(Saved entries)
===============

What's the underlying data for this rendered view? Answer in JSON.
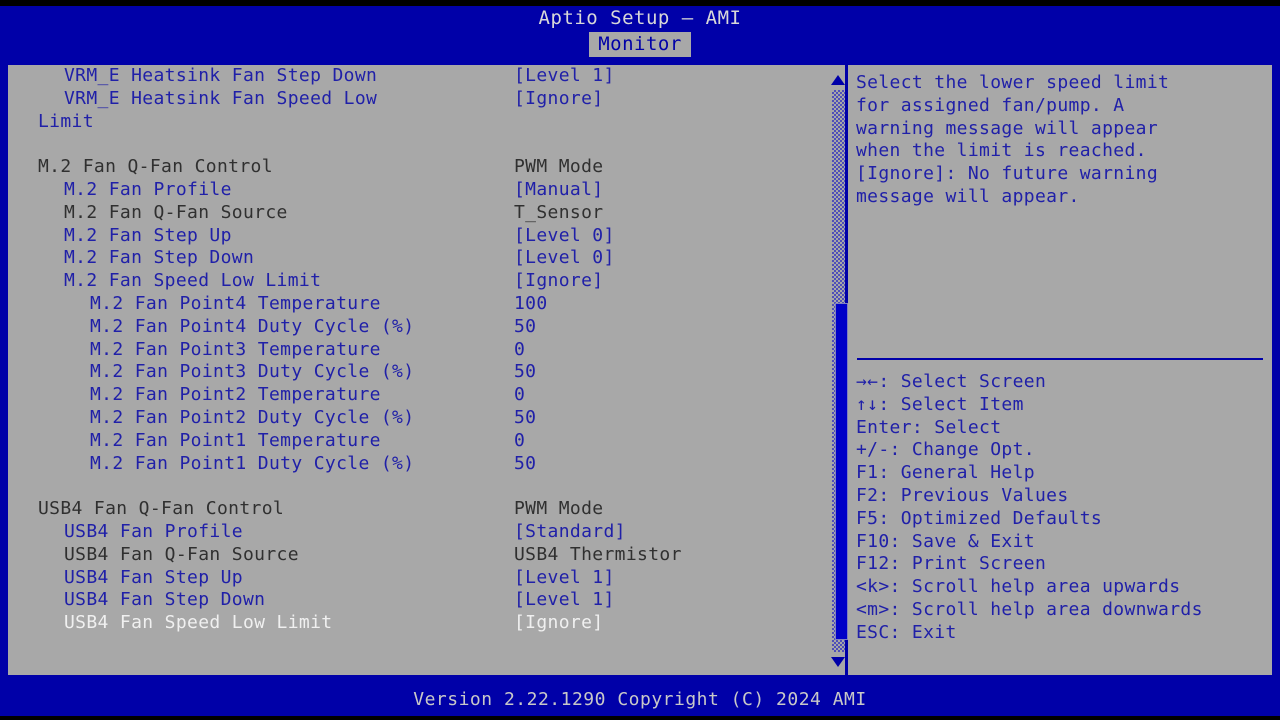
{
  "header": {
    "title": "Aptio Setup – AMI",
    "active_tab": "Monitor"
  },
  "options": [
    {
      "label": "VRM_E Heatsink Fan Step Down",
      "value": "[Level 1]",
      "indent": 1,
      "label_color": "blue",
      "value_color": "blue"
    },
    {
      "label": "VRM_E Heatsink Fan Speed Low",
      "value": "[Ignore]",
      "indent": 1,
      "label_color": "blue",
      "value_color": "blue"
    },
    {
      "label": "Limit",
      "value": "",
      "indent": 0,
      "label_color": "blue",
      "value_color": "blue"
    },
    {
      "label": "",
      "value": "",
      "indent": 0,
      "label_color": "blue",
      "value_color": "blue"
    },
    {
      "label": "M.2 Fan Q-Fan Control",
      "value": "PWM Mode",
      "indent": 0,
      "label_color": "dark",
      "value_color": "dark"
    },
    {
      "label": "M.2 Fan Profile",
      "value": "[Manual]",
      "indent": 1,
      "label_color": "blue",
      "value_color": "blue"
    },
    {
      "label": "M.2 Fan Q-Fan Source",
      "value": "T_Sensor",
      "indent": 1,
      "label_color": "dark",
      "value_color": "dark"
    },
    {
      "label": "M.2 Fan Step Up",
      "value": "[Level 0]",
      "indent": 1,
      "label_color": "blue",
      "value_color": "blue"
    },
    {
      "label": "M.2 Fan Step Down",
      "value": "[Level 0]",
      "indent": 1,
      "label_color": "blue",
      "value_color": "blue"
    },
    {
      "label": "M.2 Fan Speed Low Limit",
      "value": "[Ignore]",
      "indent": 1,
      "label_color": "blue",
      "value_color": "blue"
    },
    {
      "label": "M.2 Fan Point4 Temperature",
      "value": "100",
      "indent": 2,
      "label_color": "blue",
      "value_color": "blue"
    },
    {
      "label": "M.2 Fan Point4 Duty Cycle (%)",
      "value": "50",
      "indent": 2,
      "label_color": "blue",
      "value_color": "blue"
    },
    {
      "label": "M.2 Fan Point3 Temperature",
      "value": "0",
      "indent": 2,
      "label_color": "blue",
      "value_color": "blue"
    },
    {
      "label": "M.2 Fan Point3 Duty Cycle (%)",
      "value": "50",
      "indent": 2,
      "label_color": "blue",
      "value_color": "blue"
    },
    {
      "label": "M.2 Fan Point2 Temperature",
      "value": "0",
      "indent": 2,
      "label_color": "blue",
      "value_color": "blue"
    },
    {
      "label": "M.2 Fan Point2 Duty Cycle (%)",
      "value": "50",
      "indent": 2,
      "label_color": "blue",
      "value_color": "blue"
    },
    {
      "label": "M.2 Fan Point1 Temperature",
      "value": "0",
      "indent": 2,
      "label_color": "blue",
      "value_color": "blue"
    },
    {
      "label": "M.2 Fan Point1 Duty Cycle (%)",
      "value": "50",
      "indent": 2,
      "label_color": "blue",
      "value_color": "blue"
    },
    {
      "label": "",
      "value": "",
      "indent": 0,
      "label_color": "blue",
      "value_color": "blue"
    },
    {
      "label": "USB4 Fan Q-Fan Control",
      "value": "PWM Mode",
      "indent": 0,
      "label_color": "dark",
      "value_color": "dark"
    },
    {
      "label": "USB4 Fan Profile",
      "value": "[Standard]",
      "indent": 1,
      "label_color": "blue",
      "value_color": "blue"
    },
    {
      "label": "USB4 Fan Q-Fan Source",
      "value": "USB4 Thermistor",
      "indent": 1,
      "label_color": "dark",
      "value_color": "dark"
    },
    {
      "label": "USB4 Fan Step Up",
      "value": "[Level 1]",
      "indent": 1,
      "label_color": "blue",
      "value_color": "blue"
    },
    {
      "label": "USB4 Fan Step Down",
      "value": "[Level 1]",
      "indent": 1,
      "label_color": "blue",
      "value_color": "blue"
    },
    {
      "label": "USB4 Fan Speed Low Limit",
      "value": "[Ignore]",
      "indent": 1,
      "label_color": "white",
      "value_color": "white"
    }
  ],
  "help": {
    "lines": [
      "Select the lower speed limit",
      "for assigned fan/pump. A",
      "warning message will appear",
      "when the limit is reached.",
      "[Ignore]: No future warning",
      "message will appear."
    ]
  },
  "legend": {
    "lines": [
      "→←: Select Screen",
      "↑↓: Select Item",
      "Enter: Select",
      "+/-: Change Opt.",
      "F1: General Help",
      "F2: Previous Values",
      "F5: Optimized Defaults",
      "F10: Save & Exit",
      "F12: Print Screen",
      "<k>: Scroll help area upwards",
      "<m>: Scroll help area downwards",
      "ESC: Exit"
    ]
  },
  "scrollbar": {
    "up_arrow": "scroll-up-arrow",
    "down_arrow": "scroll-down-arrow"
  },
  "footer": {
    "version": "Version 2.22.1290 Copyright (C) 2024 AMI"
  },
  "colors": {
    "background_blue": "#0000a8",
    "panel_gray": "#a8a8a8",
    "text_blue": "#2020a8",
    "text_dark": "#303030",
    "text_selected": "#f0f0f0"
  }
}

===============

[Task instructions]:
From the records above, pick out and copy each line holding the word "Step".

[Finished exercise]:
      "label": "VRM_E Heatsink Fan Step Down",
      "label": "M.2 Fan Step Up",
      "label": "M.2 Fan Step Down",
      "label": "USB4 Fan Step Up",
      "label": "USB4 Fan Step Down",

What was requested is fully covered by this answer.